--- start Exercise inputs ---

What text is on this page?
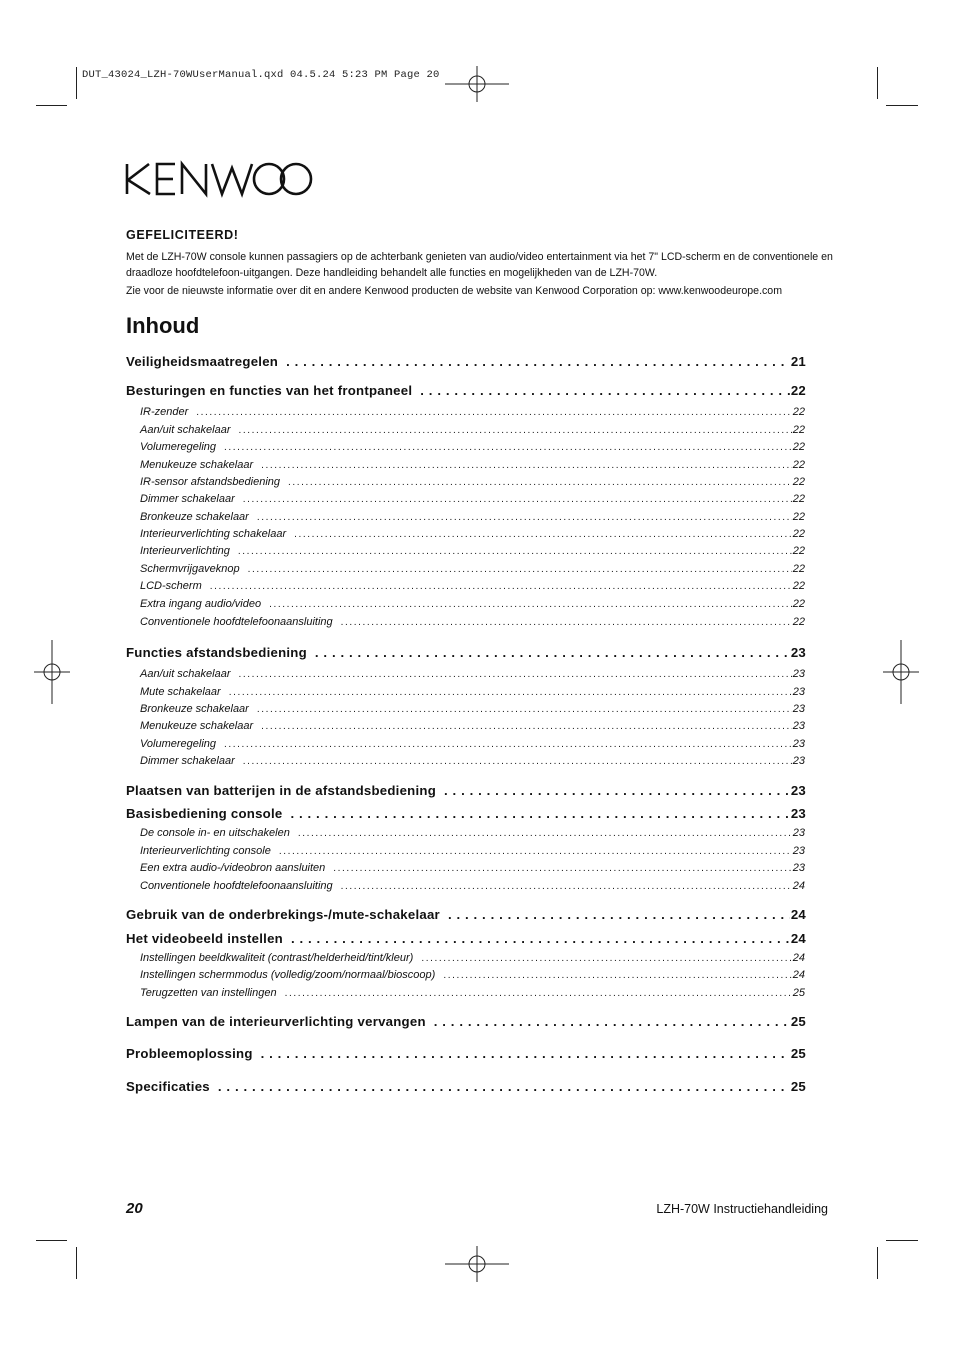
DUT_43024_LZH-70WUserManual.qxd 04.5.24 5:23 PM Page 20
GEFELICITEERD!

Met de LZH-70W console kunnen passagiers op de achterbank genieten van audio/video entertainment via het 7" LCD-scherm en de conventionele en draadloze hoofdtelefoon-uitgangen. Deze handleiding behandelt alle functies en mogelijkheden van de LZH-70W.

Zie voor de nieuwste informatie over dit en andere Kenwood producten de website van Kenwood Corporation op: www.kenwoodeurope.com

Inhoud
Veiligheidsmaatregelen . . .	21
Besturingen en functies van het frontpaneel . . .	22
IR-zender .....	22
Aan/uit schakelaar .....	22
Volumeregeling .....	22
Menukeuze schakelaar .....	22
IR-sensor afstandsbediening .....	22
Dimmer schakelaar .....	22
Bronkeuze schakelaar .....	22
Interieurverlichting schakelaar .....	22
Interieurverlichting .....	22
Schermvrijgaveknop .....	22
LCD-scherm .....	22
Extra ingang audio/video .....	22
Conventionele hoofdtelefoonaansluiting .....	22
Functies afstandsbediening . . .	23
Aan/uit schakelaar .....	23
Mute schakelaar .....	23
Bronkeuze schakelaar .....	23
Menukeuze schakelaar .....	23
Volumeregeling .....	23
Dimmer schakelaar .....	23
Plaatsen van batterijen in de afstandsbediening . . .	23
Basisbediening console . . .	23
De console in- en uitschakelen .....	23
Interieurverlichting console .....	23
Een extra audio-/videobron aansluiten .....	23
Conventionele hoofdtelefoonaansluiting .....	24
Gebruik van de onderbrekings-/mute-schakelaar . . .	24
Het videobeeld instellen . . .	24
Instellingen beeldkwaliteit (contrast/helderheid/tint/kleur) .....	24
Instellingen schermmodus (volledig/zoom/normaal/bioscoop) .....	24
Terugzetten van instellingen .....	25
Lampen van de interieurverlichting vervangen . . .	25
Probleemoplossing . . .	25
Specificaties . . .	25
20	LZH-70W Instructiehandleiding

--- end Exercise inputs ---

Exercise directions →
Copy out each line of the data containing the string "schakelaar".

Expected answer →
Aan/uit schakelaar .....	22
Menukeuze schakelaar .....	22
Dimmer schakelaar .....	22
Bronkeuze schakelaar .....	22
Interieurverlichting schakelaar .....	22
Aan/uit schakelaar .....	23
Mute schakelaar .....	23
Bronkeuze schakelaar .....	23
Menukeuze schakelaar .....	23
Dimmer schakelaar .....	23
Gebruik van de onderbrekings-/mute-schakelaar . . .	24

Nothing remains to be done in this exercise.